What to do
Reproduce all the material exactly, minus any pictures it holds.

Working data
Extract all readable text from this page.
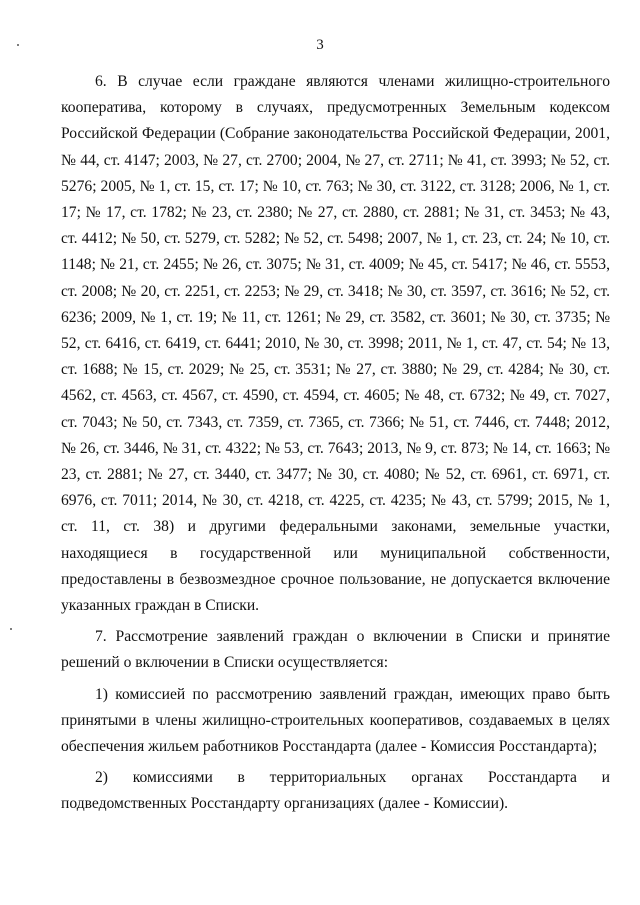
3

6. В случае если граждане являются членами жилищно-строительного кооператива, которому в случаях, предусмотренных Земельным кодексом Российской Федерации (Собрание законодательства Российской Федерации, 2001, № 44, ст. 4147; 2003, № 27, ст. 2700; 2004, № 27, ст. 2711; № 41, ст. 3993; № 52, ст. 5276; 2005, № 1, ст. 15, ст. 17; № 10, ст. 763; № 30, ст. 3122, ст. 3128; 2006, № 1, ст. 17; № 17, ст. 1782; № 23, ст. 2380; № 27, ст. 2880, ст. 2881; № 31, ст. 3453; № 43, ст. 4412; № 50, ст. 5279, ст. 5282; № 52, ст. 5498; 2007, № 1, ст. 23, ст. 24; № 10, ст. 1148; № 21, ст. 2455; № 26, ст. 3075; № 31, ст. 4009; № 45, ст. 5417; № 46, ст. 5553, ст. 2008; № 20, ст. 2251, ст. 2253; № 29, ст. 3418; № 30, ст. 3597, ст. 3616; № 52, ст. 6236; 2009, № 1, ст. 19; № 11, ст. 1261; № 29, ст. 3582, ст. 3601; № 30, ст. 3735; № 52, ст. 6416, ст. 6419, ст. 6441; 2010, № 30, ст. 3998; 2011, № 1, ст. 47, ст. 54; № 13, ст. 1688; № 15, ст. 2029; № 25, ст. 3531; № 27, ст. 3880; № 29, ст. 4284; № 30, ст. 4562, ст. 4563, ст. 4567, ст. 4590, ст. 4594, ст. 4605; № 48, ст. 6732; № 49, ст. 7027, ст. 7043; № 50, ст. 7343, ст. 7359, ст. 7365, ст. 7366; № 51, ст. 7446, ст. 7448; 2012, № 26, ст. 3446, № 31, ст. 4322; № 53, ст. 7643; 2013, № 9, ст. 873; № 14, ст. 1663; № 23, ст. 2881; № 27, ст. 3440, ст. 3477; № 30, ст. 4080; № 52, ст. 6961, ст. 6971, ст. 6976, ст. 7011; 2014, № 30, ст. 4218, ст. 4225, ст. 4235; № 43, ст. 5799; 2015, № 1, ст. 11, ст. 38) и другими федеральными законами, земельные участки, находящиеся в государственной или муниципальной собственности, предоставлены в безвозмездное срочное пользование, не допускается включение указанных граждан в Списки.

7. Рассмотрение заявлений граждан о включении в Списки и принятие решений о включении в Списки осуществляется:

1) комиссией по рассмотрению заявлений граждан, имеющих право быть принятыми в члены жилищно-строительных кооперативов, создаваемых в целях обеспечения жильем работников Росстандарта (далее - Комиссия Росстандарта);

2) комиссиями в территориальных органах Росстандарта и подведомственных Росстандарту организациях (далее - Комиссии).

Full solution
Extract all readable text from this page.
3

6. В случае если граждане являются членами жилищно-строительного кооператива, которому в случаях, предусмотренных Земельным кодексом Российской Федерации (Собрание законодательства Российской Федерации, 2001, № 44, ст. 4147; 2003, № 27, ст. 2700; 2004, № 27, ст. 2711; № 41, ст. 3993; № 52, ст. 5276; 2005, № 1, ст. 15, ст. 17; № 10, ст. 763; № 30, ст. 3122, ст. 3128; 2006, № 1, ст. 17; № 17, ст. 1782; № 23, ст. 2380; № 27, ст. 2880, ст. 2881; № 31, ст. 3453; № 43, ст. 4412; № 50, ст. 5279, ст. 5282; № 52, ст. 5498; 2007, № 1, ст. 23, ст. 24; № 10, ст. 1148; № 21, ст. 2455; № 26, ст. 3075; № 31, ст. 4009; № 45, ст. 5417; № 46, ст. 5553, ст. 2008; № 20, ст. 2251, ст. 2253; № 29, ст. 3418; № 30, ст. 3597, ст. 3616; № 52, ст. 6236; 2009, № 1, ст. 19; № 11, ст. 1261; № 29, ст. 3582, ст. 3601; № 30, ст. 3735; № 52, ст. 6416, ст. 6419, ст. 6441; 2010, № 30, ст. 3998; 2011, № 1, ст. 47, ст. 54; № 13, ст. 1688; № 15, ст. 2029; № 25, ст. 3531; № 27, ст. 3880; № 29, ст. 4284; № 30, ст. 4562, ст. 4563, ст. 4567, ст. 4590, ст. 4594, ст. 4605; № 48, ст. 6732; № 49, ст. 7027, ст. 7043; № 50, ст. 7343, ст. 7359, ст. 7365, ст. 7366; № 51, ст. 7446, ст. 7448; 2012, № 26, ст. 3446, № 31, ст. 4322; № 53, ст. 7643; 2013, № 9, ст. 873; № 14, ст. 1663; № 23, ст. 2881; № 27, ст. 3440, ст. 3477; № 30, ст. 4080; № 52, ст. 6961, ст. 6971, ст. 6976, ст. 7011; 2014, № 30, ст. 4218, ст. 4225, ст. 4235; № 43, ст. 5799; 2015, № 1, ст. 11, ст. 38) и другими федеральными законами, земельные участки, находящиеся в государственной или муниципальной собственности, предоставлены в безвозмездное срочное пользование, не допускается включение указанных граждан в Списки.

7. Рассмотрение заявлений граждан о включении в Списки и принятие решений о включении в Списки осуществляется:

1) комиссией по рассмотрению заявлений граждан, имеющих право быть принятыми в члены жилищно-строительных кооперативов, создаваемых в целях обеспечения жильем работников Росстандарта (далее - Комиссия Росстандарта);

2) комиссиями в территориальных органах Росстандарта и подведомственных Росстандарту организациях (далее - Комиссии).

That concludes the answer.